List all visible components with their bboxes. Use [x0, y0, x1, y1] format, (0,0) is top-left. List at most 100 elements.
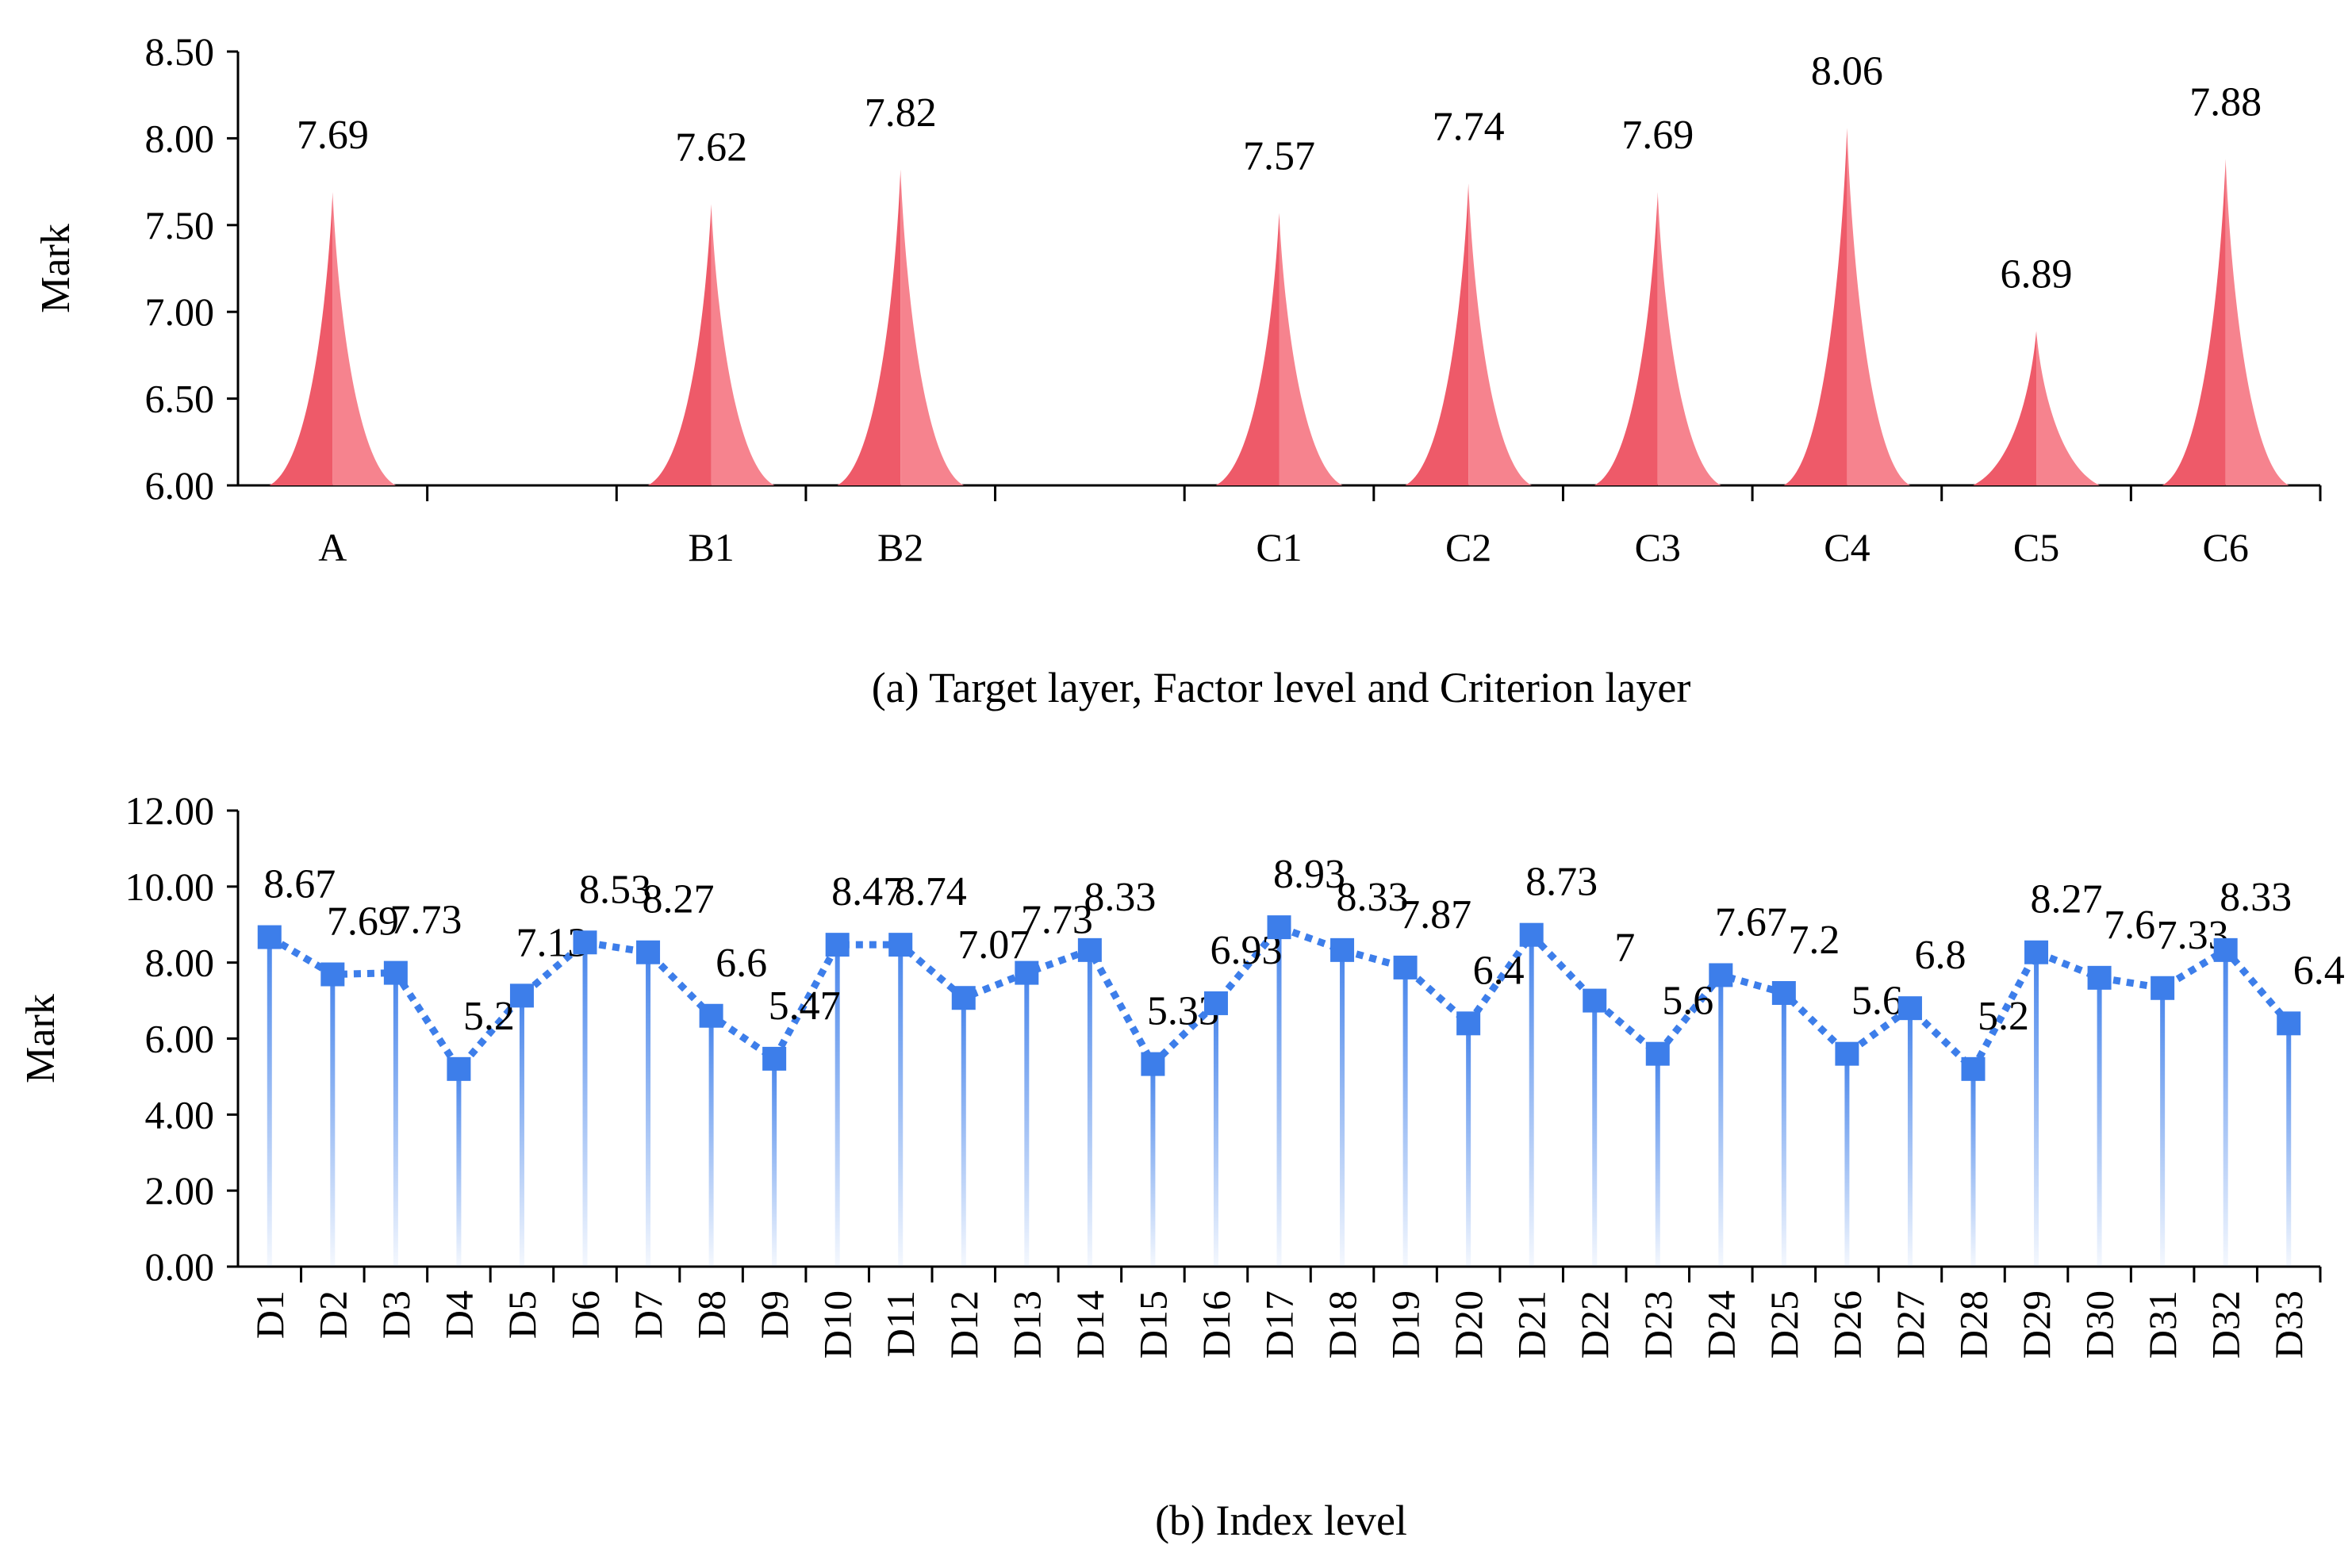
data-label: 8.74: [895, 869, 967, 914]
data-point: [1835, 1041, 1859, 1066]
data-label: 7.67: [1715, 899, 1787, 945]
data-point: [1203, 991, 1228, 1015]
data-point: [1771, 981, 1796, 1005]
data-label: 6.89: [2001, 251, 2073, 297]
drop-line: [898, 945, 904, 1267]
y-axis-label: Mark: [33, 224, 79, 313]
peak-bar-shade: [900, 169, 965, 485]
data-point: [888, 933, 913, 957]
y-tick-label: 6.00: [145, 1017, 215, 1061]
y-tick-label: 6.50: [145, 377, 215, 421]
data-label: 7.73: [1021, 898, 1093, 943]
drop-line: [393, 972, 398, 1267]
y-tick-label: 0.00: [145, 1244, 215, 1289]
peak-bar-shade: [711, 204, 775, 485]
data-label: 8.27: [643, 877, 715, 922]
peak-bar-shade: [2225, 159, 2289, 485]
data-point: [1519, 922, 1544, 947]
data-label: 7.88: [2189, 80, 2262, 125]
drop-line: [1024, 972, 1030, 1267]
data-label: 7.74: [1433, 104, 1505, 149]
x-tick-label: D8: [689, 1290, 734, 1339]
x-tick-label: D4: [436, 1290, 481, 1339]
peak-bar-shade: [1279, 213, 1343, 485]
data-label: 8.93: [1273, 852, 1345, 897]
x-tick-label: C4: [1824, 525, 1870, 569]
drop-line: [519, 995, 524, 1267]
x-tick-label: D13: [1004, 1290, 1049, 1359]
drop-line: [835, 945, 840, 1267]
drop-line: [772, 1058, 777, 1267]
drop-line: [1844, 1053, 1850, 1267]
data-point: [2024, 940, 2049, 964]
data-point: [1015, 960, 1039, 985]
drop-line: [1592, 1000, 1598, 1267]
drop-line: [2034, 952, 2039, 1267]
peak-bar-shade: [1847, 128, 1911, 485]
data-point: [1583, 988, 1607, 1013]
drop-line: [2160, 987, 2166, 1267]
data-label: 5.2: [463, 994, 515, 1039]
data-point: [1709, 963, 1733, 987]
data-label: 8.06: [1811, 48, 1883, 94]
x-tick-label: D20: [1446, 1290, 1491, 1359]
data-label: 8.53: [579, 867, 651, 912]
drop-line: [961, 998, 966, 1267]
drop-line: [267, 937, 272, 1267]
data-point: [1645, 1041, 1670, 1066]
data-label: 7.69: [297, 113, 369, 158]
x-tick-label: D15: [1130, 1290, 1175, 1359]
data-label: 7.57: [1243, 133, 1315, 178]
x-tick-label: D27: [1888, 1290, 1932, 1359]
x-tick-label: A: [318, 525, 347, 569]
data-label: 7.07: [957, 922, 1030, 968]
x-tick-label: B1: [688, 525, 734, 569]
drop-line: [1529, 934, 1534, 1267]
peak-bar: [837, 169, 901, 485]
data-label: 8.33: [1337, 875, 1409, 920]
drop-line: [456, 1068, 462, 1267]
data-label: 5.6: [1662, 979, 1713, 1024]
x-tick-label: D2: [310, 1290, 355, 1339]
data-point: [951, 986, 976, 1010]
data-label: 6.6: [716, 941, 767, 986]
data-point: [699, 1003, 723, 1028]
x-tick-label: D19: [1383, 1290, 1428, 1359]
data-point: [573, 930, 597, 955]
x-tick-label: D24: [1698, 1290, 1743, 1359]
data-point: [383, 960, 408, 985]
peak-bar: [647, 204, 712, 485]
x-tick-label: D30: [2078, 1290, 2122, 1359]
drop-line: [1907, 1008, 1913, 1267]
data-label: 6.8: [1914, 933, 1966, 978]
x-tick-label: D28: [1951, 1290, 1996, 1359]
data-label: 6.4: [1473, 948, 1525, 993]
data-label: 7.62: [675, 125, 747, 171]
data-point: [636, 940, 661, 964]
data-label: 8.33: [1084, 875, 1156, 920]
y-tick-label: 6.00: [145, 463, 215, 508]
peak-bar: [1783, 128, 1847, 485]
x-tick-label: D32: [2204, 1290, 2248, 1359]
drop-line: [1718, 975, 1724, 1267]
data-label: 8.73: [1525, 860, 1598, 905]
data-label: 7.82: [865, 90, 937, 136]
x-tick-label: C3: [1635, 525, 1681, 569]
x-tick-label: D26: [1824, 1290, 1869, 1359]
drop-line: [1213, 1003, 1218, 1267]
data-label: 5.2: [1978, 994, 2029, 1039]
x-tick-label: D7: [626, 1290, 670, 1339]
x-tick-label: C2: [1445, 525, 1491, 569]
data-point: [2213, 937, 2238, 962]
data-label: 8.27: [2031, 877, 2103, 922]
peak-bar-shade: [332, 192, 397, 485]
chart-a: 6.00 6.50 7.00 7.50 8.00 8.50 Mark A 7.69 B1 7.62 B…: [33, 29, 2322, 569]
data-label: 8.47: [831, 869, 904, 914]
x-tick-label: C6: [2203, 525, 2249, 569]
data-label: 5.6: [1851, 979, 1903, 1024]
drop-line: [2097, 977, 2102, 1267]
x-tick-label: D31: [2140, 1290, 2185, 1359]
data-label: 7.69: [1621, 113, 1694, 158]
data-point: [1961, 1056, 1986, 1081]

==

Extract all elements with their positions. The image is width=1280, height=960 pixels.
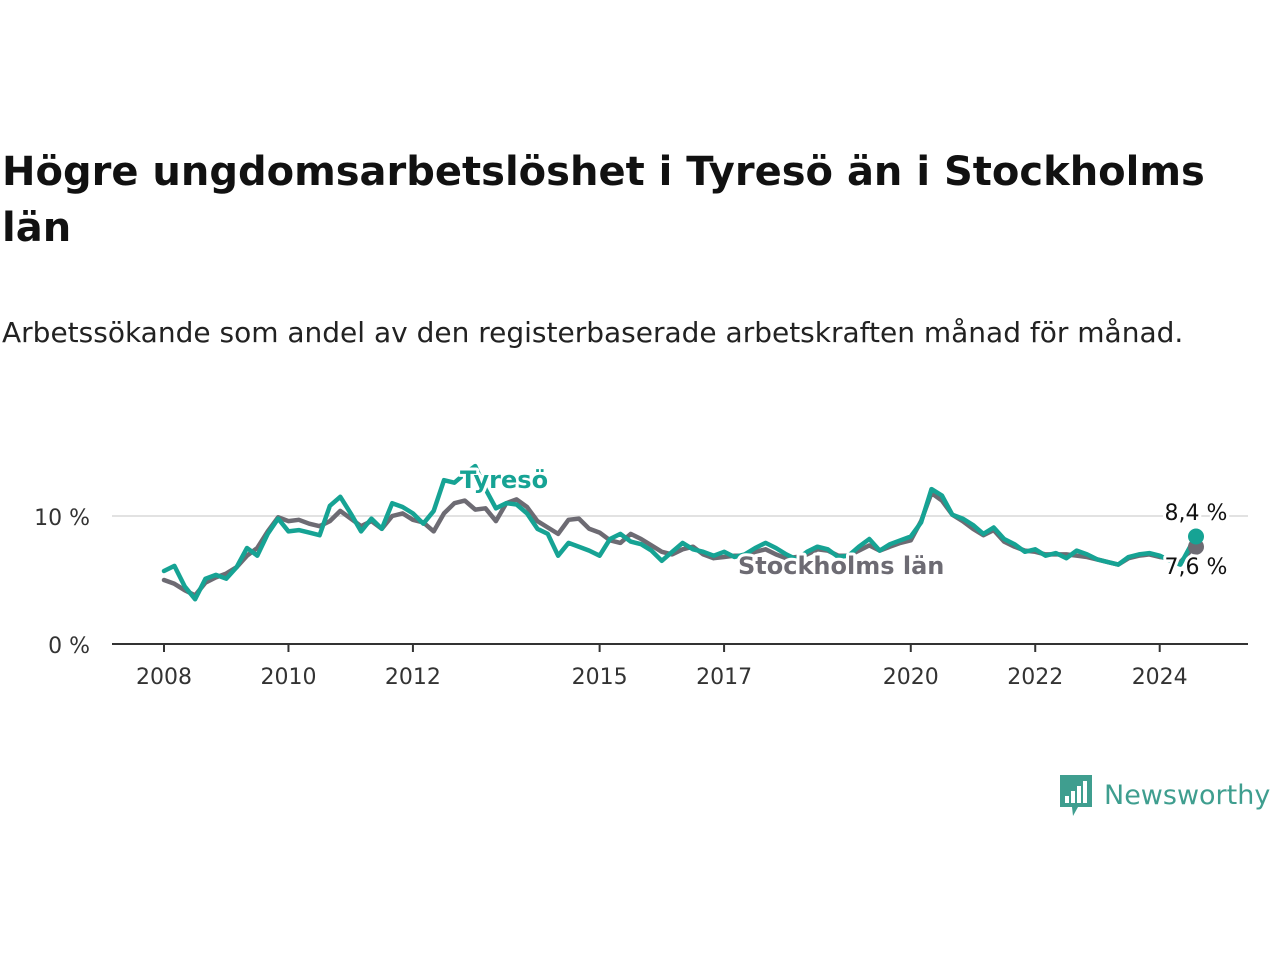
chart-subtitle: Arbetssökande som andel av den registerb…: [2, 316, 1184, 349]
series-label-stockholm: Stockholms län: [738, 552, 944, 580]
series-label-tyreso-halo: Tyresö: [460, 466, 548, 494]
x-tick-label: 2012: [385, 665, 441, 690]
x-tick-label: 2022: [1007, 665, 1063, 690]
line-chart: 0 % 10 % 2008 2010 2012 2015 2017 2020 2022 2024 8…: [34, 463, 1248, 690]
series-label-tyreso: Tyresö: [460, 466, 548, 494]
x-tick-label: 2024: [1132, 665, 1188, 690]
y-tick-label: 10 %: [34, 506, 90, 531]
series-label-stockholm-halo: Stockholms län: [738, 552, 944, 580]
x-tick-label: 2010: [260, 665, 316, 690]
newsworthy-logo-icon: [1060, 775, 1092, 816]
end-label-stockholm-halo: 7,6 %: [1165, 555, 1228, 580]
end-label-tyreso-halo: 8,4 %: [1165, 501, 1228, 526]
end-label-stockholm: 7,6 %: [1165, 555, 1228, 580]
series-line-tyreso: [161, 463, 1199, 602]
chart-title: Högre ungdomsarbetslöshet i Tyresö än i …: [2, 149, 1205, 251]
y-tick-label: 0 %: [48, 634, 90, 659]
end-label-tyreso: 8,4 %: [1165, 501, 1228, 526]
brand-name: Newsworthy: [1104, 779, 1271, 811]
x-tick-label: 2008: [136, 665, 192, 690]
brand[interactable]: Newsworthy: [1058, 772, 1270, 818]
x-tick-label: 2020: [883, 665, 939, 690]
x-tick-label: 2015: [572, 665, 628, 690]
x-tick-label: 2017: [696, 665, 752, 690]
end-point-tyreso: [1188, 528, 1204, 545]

* * *

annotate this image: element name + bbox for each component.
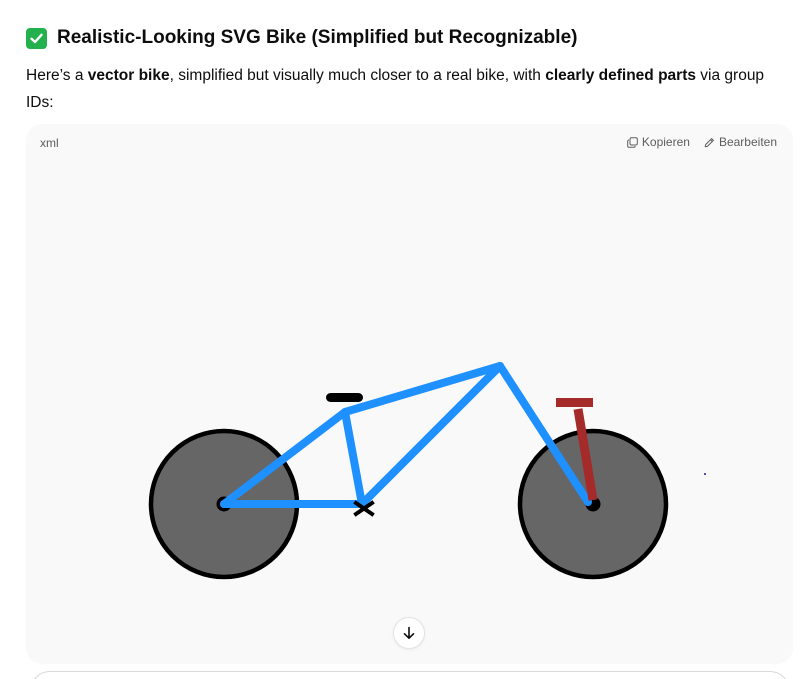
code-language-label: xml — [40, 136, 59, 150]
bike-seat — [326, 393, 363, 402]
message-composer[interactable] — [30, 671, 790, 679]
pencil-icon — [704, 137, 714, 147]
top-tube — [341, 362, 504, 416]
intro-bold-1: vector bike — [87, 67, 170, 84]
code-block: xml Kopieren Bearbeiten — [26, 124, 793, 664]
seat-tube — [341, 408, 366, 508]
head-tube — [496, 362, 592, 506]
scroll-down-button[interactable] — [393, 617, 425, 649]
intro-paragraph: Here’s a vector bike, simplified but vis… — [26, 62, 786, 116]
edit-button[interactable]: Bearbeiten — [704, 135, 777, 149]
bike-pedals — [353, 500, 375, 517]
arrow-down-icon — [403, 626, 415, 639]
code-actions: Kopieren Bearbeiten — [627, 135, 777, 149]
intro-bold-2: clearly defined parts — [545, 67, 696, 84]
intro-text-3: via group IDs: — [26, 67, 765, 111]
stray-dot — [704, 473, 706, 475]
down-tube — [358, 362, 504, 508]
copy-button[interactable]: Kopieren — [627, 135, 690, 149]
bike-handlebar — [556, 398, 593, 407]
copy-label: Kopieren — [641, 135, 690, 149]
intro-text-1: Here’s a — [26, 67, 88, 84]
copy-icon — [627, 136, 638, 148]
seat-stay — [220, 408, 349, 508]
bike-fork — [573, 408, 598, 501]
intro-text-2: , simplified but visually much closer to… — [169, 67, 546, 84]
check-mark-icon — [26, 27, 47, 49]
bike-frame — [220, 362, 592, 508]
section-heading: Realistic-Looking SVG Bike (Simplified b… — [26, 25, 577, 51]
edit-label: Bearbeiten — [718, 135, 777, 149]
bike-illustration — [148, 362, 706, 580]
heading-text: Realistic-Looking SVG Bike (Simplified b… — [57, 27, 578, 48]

— EXERCISE DETAILS —
Please format the items from the line containing "data-label: 8.74: [895, 869, 967, 914]" through the line containing "x-tick-label: C4: [1824, 525, 1870, 569]" as a JSON list of strings, one string per line, leaving out blank lines.

— ANSWER TO THE PROBLEM —
[
  "data-label: 8.74: [895, 869, 967, 914]",
  "data-point: [1835, 1041, 1859, 1066]",
  "data-label: 7.67: [1715, 899, 1787, 945]",
  "data-point: [1203, 991, 1228, 1015]",
  "data-point: [1771, 981, 1796, 1005]",
  "data-label: 6.89: [2001, 251, 2073, 297]",
  "drop-line: [898, 945, 904, 1267]",
  "y-axis-label: Mark: [33, 224, 79, 313]",
  "peak-bar-shade: [900, 169, 965, 485]",
  "data-point: [888, 933, 913, 957]",
  "y-tick-label: 6.00: [145, 1017, 215, 1061]",
  "y-tick-label: 6.50: [145, 377, 215, 421]",
  "data-label: 7.73: [1021, 898, 1093, 943]",
  "drop-line: [393, 972, 398, 1267]",
  "y-tick-label: 0.00: [145, 1244, 215, 1289]",
  "peak-bar-shade: [711, 204, 775, 485]",
  "data-label: 8.27: [643, 877, 715, 922]",
  "peak-bar-shade: [2225, 159, 2289, 485]",
  "data-point: [1519, 922, 1544, 947]",
  "data-label: 7.88: [2189, 80, 2262, 125]",
  "drop-line: [1024, 972, 1030, 1267]",
  "data-label: 7.74: [1433, 104, 1505, 149]",
  "x-tick-label: D8: [689, 1290, 734, 1339]",
  "x-tick-label: D4: [436, 1290, 481, 1339]",
  "peak-bar-shade: [1279, 213, 1343, 485]",
  "data-label: 8.93: [1273, 852, 1345, 897]",
  "x-tick-label: C4: [1824, 525, 1870, 569]"
]